[Instructions for the task] Show all the lines in the data below that include the word "Olsen".

[Information]
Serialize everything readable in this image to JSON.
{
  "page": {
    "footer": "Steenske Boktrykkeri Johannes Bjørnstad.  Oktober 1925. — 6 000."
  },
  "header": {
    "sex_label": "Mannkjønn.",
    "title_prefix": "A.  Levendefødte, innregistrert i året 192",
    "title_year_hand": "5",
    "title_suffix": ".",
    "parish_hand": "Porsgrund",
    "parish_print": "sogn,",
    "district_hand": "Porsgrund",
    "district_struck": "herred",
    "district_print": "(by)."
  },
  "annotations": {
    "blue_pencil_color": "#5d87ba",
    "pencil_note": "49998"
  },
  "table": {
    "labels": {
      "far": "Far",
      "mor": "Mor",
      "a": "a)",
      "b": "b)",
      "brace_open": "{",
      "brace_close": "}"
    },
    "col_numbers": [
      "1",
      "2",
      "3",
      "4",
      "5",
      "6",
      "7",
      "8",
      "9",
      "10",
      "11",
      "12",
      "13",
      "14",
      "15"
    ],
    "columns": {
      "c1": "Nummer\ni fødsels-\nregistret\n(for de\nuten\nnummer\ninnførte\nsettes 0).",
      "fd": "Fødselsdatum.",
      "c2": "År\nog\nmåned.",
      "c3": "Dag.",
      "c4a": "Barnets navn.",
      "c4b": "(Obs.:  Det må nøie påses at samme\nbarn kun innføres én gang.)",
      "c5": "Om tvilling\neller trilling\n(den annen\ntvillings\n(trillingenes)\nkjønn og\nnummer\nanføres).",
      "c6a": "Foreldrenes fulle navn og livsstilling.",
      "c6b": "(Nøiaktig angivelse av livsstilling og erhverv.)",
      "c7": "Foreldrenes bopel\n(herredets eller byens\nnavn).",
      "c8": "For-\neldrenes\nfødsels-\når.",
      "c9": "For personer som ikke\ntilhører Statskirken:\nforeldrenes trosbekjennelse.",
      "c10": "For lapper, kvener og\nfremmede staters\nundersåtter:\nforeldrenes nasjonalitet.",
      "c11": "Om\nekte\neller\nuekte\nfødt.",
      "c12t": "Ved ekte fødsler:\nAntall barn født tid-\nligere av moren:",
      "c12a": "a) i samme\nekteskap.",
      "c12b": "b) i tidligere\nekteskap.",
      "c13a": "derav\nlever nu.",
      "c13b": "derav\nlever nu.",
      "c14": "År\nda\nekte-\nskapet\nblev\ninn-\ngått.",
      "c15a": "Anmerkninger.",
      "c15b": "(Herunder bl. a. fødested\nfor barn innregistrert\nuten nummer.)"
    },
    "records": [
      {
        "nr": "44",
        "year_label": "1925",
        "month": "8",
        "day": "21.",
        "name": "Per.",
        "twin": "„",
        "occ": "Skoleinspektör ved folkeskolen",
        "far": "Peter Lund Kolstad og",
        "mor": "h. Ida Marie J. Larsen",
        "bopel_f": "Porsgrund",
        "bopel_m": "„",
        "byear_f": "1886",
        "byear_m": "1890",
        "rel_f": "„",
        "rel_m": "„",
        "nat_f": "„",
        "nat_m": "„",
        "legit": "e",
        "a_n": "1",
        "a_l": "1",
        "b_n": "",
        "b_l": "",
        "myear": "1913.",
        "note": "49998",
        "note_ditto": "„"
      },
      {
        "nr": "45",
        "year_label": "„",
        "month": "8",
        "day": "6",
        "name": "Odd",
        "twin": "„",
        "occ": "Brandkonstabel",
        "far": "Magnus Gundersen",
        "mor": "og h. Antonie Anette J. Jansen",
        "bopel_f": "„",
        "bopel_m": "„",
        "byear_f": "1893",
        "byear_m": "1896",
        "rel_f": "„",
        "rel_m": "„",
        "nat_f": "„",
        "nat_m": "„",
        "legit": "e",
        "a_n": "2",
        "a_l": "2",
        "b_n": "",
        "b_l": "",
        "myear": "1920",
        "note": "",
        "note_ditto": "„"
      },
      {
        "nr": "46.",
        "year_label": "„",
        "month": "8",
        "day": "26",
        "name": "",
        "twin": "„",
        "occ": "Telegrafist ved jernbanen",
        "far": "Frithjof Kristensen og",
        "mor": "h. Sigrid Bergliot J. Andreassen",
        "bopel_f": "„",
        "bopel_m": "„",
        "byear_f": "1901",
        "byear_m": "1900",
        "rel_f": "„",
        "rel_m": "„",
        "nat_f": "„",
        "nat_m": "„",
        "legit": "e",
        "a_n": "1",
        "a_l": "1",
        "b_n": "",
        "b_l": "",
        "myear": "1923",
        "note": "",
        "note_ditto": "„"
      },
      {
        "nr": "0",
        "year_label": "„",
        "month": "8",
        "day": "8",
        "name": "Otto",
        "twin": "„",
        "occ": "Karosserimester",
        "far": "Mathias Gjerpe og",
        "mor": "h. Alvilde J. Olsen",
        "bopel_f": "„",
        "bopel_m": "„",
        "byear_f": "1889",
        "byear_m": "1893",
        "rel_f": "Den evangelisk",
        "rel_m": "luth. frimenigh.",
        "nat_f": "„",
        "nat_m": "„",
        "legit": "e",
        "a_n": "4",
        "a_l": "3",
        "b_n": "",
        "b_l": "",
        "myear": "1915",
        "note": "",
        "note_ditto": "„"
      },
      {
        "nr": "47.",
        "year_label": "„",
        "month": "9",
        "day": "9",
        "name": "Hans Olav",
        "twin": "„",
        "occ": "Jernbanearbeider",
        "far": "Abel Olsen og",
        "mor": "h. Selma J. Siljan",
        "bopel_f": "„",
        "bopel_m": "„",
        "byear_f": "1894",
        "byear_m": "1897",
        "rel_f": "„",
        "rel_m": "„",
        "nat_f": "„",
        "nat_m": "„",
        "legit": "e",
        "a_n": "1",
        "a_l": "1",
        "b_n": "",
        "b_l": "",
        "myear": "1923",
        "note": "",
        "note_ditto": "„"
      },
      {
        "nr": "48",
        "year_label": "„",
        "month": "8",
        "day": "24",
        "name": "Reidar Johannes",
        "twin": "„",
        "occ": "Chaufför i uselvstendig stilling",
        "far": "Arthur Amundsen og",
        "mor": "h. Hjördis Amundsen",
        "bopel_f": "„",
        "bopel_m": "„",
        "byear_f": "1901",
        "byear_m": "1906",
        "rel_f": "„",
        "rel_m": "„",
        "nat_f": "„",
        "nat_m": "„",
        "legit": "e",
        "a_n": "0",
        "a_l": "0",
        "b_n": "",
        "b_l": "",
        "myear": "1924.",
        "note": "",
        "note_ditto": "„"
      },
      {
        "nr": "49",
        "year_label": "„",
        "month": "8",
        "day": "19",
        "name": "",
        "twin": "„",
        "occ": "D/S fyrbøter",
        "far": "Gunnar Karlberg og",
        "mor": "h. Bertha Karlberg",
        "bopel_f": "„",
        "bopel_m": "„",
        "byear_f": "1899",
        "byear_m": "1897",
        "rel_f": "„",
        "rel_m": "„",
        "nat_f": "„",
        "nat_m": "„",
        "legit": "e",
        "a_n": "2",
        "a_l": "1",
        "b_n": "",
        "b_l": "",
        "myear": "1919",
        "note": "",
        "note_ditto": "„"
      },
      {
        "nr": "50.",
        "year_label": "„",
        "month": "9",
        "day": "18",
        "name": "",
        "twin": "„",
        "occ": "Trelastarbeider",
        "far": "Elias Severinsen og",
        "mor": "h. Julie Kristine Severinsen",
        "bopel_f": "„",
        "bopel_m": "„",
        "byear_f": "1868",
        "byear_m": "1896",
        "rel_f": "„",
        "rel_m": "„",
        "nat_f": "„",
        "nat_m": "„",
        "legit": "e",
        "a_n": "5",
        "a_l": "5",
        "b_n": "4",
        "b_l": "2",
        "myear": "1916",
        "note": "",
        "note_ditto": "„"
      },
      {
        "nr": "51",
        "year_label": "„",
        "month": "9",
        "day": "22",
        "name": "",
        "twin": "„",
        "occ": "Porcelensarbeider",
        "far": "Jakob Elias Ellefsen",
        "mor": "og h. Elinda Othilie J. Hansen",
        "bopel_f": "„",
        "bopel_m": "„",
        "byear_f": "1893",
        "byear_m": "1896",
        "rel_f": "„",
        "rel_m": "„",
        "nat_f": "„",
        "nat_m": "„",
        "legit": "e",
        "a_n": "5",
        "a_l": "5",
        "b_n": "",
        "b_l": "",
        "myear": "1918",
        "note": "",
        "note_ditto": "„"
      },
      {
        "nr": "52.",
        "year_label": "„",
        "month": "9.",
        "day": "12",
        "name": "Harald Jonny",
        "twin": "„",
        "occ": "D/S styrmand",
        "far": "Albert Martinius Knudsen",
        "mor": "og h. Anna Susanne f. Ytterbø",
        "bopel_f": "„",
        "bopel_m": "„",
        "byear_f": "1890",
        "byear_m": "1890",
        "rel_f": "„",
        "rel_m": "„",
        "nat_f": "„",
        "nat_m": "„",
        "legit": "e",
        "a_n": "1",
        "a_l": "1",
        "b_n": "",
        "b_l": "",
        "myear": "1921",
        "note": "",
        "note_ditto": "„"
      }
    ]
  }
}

[Problem solution]
        "mor": "h. Alvilde J. Olsen",
        "far": "Abel Olsen og",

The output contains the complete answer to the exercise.